__Records supplied__:

## START

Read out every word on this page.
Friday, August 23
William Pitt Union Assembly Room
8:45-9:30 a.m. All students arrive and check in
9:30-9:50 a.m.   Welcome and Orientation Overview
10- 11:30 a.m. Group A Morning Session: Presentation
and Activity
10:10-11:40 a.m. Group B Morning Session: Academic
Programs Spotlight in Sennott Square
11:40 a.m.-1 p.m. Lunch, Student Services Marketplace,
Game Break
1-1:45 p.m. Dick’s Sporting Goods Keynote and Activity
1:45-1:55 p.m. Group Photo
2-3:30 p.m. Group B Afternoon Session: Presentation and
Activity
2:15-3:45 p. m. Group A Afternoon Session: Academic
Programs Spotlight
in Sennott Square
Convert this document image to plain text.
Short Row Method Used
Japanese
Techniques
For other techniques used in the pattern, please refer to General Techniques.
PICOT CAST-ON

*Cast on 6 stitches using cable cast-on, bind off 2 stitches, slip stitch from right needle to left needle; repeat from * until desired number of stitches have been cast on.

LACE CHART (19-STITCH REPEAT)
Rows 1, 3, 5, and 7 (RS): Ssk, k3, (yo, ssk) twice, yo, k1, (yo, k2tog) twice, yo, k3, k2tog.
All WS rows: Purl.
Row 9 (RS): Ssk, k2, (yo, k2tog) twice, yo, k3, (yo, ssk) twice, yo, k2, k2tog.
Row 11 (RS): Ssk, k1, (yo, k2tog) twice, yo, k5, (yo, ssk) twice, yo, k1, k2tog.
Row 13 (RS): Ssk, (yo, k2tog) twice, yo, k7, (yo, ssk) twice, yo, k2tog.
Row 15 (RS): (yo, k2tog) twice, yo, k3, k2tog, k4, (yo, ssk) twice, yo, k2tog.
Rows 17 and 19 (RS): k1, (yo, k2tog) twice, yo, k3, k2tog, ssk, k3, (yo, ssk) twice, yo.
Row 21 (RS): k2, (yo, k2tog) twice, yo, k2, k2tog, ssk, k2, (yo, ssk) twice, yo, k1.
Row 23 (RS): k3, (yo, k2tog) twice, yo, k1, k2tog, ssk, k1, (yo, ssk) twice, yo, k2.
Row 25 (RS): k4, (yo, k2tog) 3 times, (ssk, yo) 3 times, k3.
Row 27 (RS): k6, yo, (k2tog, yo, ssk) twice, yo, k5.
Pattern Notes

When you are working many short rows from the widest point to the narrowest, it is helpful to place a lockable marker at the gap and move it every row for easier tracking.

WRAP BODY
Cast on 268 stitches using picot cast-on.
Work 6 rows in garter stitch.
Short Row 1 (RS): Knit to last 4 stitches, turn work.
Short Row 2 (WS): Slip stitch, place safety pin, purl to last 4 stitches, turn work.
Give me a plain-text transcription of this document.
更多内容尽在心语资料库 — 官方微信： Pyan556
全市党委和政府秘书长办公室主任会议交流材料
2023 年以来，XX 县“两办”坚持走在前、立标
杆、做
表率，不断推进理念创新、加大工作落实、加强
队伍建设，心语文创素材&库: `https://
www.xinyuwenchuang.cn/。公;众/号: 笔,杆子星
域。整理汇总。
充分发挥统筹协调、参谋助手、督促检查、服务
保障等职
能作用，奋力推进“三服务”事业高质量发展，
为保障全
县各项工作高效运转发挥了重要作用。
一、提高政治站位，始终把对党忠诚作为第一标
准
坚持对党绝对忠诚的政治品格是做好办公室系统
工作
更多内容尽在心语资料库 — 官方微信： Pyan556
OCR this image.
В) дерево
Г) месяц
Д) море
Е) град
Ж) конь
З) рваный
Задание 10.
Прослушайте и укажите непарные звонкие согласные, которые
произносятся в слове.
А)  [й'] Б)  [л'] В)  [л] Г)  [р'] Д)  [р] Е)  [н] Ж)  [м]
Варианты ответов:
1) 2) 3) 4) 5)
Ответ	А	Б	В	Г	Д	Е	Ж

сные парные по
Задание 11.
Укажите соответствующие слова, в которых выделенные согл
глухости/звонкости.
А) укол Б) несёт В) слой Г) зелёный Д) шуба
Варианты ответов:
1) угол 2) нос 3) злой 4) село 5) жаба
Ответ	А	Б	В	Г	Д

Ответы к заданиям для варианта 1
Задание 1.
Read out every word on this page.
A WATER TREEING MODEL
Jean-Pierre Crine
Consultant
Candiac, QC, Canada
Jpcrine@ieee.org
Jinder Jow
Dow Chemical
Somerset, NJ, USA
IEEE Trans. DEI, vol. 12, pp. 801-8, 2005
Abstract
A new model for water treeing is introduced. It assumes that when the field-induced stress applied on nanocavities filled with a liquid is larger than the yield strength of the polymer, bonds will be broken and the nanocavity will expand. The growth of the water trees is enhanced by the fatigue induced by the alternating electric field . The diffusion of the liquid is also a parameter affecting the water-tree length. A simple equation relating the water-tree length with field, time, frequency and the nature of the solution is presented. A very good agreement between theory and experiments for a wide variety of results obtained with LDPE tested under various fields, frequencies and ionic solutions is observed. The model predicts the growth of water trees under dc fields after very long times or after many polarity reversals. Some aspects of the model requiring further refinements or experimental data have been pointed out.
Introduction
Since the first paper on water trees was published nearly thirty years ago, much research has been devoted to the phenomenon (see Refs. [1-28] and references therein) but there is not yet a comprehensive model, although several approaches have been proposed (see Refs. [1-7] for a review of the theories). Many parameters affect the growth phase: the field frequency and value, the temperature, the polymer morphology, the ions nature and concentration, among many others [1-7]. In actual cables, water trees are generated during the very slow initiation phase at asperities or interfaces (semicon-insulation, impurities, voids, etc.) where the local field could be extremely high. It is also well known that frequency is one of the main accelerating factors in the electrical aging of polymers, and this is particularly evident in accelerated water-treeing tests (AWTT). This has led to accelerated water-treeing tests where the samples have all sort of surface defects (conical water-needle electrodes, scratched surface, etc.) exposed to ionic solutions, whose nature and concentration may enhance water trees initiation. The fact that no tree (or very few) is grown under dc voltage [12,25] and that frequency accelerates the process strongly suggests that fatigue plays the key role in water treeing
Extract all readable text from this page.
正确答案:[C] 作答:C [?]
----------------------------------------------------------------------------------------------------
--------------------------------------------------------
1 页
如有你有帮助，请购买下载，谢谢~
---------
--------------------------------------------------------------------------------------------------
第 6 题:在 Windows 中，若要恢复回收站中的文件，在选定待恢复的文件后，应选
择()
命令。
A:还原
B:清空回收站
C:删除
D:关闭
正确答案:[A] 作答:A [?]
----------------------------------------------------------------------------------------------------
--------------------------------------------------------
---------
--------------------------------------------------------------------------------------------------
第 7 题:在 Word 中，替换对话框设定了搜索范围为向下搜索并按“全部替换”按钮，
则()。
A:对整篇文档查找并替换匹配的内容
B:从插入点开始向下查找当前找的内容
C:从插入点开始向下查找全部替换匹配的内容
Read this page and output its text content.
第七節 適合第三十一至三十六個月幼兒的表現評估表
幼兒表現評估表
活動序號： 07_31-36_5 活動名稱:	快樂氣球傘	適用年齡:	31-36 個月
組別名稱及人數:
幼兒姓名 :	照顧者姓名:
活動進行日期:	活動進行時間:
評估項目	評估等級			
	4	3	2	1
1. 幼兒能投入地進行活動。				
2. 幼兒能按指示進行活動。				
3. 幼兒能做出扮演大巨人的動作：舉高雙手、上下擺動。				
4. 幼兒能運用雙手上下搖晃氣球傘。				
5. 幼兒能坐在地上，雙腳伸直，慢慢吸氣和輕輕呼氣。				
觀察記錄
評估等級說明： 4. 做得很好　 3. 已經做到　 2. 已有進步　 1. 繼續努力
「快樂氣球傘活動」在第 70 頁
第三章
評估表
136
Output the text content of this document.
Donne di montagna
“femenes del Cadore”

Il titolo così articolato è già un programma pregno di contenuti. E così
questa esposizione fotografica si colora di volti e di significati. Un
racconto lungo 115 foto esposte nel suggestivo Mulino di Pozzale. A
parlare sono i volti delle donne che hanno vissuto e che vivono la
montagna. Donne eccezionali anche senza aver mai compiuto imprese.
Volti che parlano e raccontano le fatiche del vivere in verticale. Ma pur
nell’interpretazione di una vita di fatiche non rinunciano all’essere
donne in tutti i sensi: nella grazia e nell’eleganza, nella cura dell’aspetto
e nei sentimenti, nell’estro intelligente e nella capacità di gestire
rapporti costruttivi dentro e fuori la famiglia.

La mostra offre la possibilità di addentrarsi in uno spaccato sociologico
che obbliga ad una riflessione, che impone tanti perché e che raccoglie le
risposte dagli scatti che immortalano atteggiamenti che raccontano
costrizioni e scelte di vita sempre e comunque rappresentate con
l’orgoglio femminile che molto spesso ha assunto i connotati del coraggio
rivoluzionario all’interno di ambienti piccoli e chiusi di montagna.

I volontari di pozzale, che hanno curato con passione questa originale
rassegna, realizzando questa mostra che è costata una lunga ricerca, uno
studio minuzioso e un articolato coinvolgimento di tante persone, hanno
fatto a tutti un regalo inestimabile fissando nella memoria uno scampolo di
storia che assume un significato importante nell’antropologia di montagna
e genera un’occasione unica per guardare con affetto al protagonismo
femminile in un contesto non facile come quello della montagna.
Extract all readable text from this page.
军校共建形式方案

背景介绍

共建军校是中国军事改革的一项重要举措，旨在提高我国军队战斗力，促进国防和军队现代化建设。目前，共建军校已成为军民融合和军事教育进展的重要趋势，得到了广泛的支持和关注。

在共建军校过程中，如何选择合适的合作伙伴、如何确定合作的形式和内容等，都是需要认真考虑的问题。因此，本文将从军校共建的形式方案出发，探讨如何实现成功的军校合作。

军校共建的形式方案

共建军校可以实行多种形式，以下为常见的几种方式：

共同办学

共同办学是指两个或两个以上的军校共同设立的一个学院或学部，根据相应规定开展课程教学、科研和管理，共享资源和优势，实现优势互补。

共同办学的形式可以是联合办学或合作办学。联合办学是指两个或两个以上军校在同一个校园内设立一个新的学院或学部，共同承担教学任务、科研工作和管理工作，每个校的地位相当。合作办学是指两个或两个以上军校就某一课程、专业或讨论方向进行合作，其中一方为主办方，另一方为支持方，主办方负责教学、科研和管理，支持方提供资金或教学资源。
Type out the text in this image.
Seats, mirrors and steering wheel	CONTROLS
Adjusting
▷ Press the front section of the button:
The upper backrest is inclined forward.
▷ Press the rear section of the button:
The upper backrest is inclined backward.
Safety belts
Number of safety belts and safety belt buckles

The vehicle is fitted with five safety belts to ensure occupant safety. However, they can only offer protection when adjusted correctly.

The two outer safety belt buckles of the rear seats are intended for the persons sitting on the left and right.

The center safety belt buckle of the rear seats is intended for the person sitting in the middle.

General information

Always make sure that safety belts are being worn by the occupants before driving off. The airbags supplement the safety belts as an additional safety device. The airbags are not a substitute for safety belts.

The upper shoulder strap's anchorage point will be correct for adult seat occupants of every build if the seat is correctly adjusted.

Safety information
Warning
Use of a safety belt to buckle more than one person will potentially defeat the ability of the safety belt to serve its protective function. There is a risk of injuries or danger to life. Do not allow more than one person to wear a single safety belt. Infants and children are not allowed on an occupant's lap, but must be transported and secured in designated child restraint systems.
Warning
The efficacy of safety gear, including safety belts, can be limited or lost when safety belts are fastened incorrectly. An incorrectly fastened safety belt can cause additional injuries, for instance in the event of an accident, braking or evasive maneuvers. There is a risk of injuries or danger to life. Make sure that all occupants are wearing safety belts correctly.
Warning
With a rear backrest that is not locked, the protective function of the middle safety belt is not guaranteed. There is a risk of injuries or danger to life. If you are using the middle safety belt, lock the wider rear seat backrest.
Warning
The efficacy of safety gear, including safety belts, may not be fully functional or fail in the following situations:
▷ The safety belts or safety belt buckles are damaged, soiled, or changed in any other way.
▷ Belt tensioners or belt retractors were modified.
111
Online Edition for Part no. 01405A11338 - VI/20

## END

__Problem__:
Count the lines in the records above that contain the word "sitting", and give only that number.

__Answer to the exercise__:
2